TASK GOAL
All of the lines below are to be transcribed faithfully, with pictures excluded from the copy.

━━ DATA PROVIDED ━━

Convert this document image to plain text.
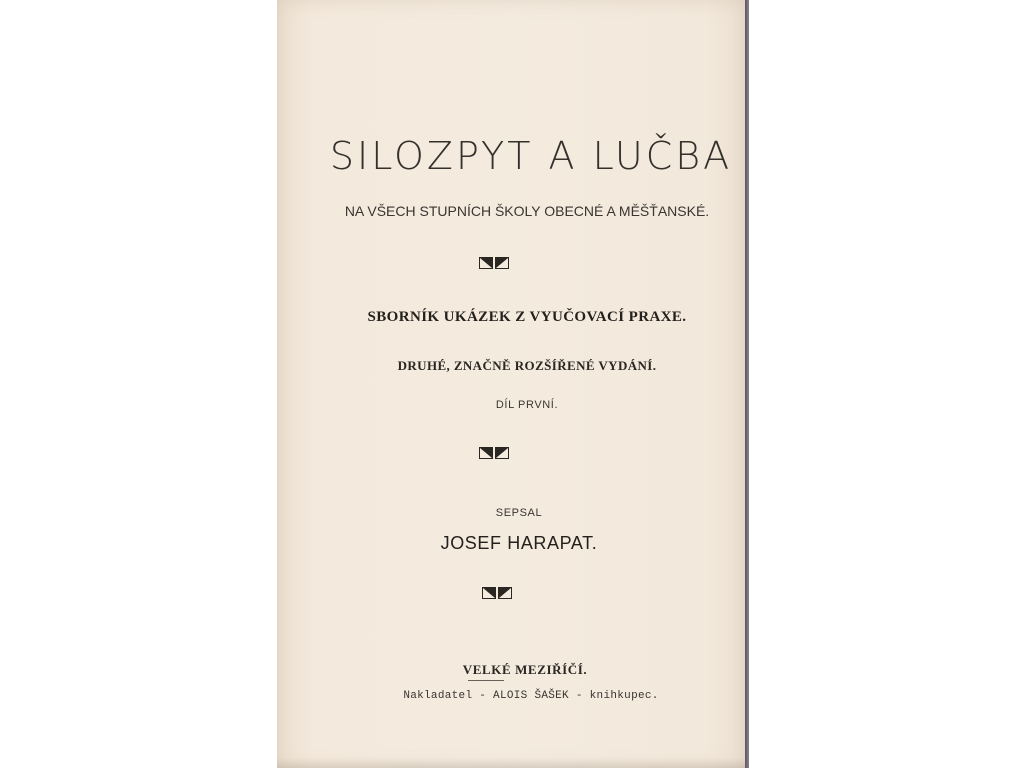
SILOZPYT A LUČBA
NA VŠECH STUPNÍCH ŠKOLY OBECNÉ A MĚŠŤANSKÉ.
SBORNÍK UKÁZEK Z VYUČOVACÍ PRAXE.
DRUHÉ, ZNAČNĚ ROZŠÍŘENÉ VYDÁNÍ.
DÍL PRVNÍ.
SEPSAL
JOSEF HARAPAT.
VELKÉ MEZIŘÍČÍ.
Nakladatel - ALOIS ŠAŠEK - knihkupec.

━━━

SOLUTION TO THE PROBLEM
Convert this document image to plain text.
SILOZPYT A LUČBA
NA VŠECH STUPNÍCH ŠKOLY OBECNÉ A MĚŠŤANSKÉ.
SBORNÍK UKÁZEK Z VYUČOVACÍ PRAXE.
DRUHÉ, ZNAČNĚ ROZŠÍŘENÉ VYDÁNÍ.
DÍL PRVNÍ.
SEPSAL
JOSEF HARAPAT.
VELKÉ MEZIŘÍČÍ.
Nakladatel - ALOIS ŠAŠEK - knihkupec.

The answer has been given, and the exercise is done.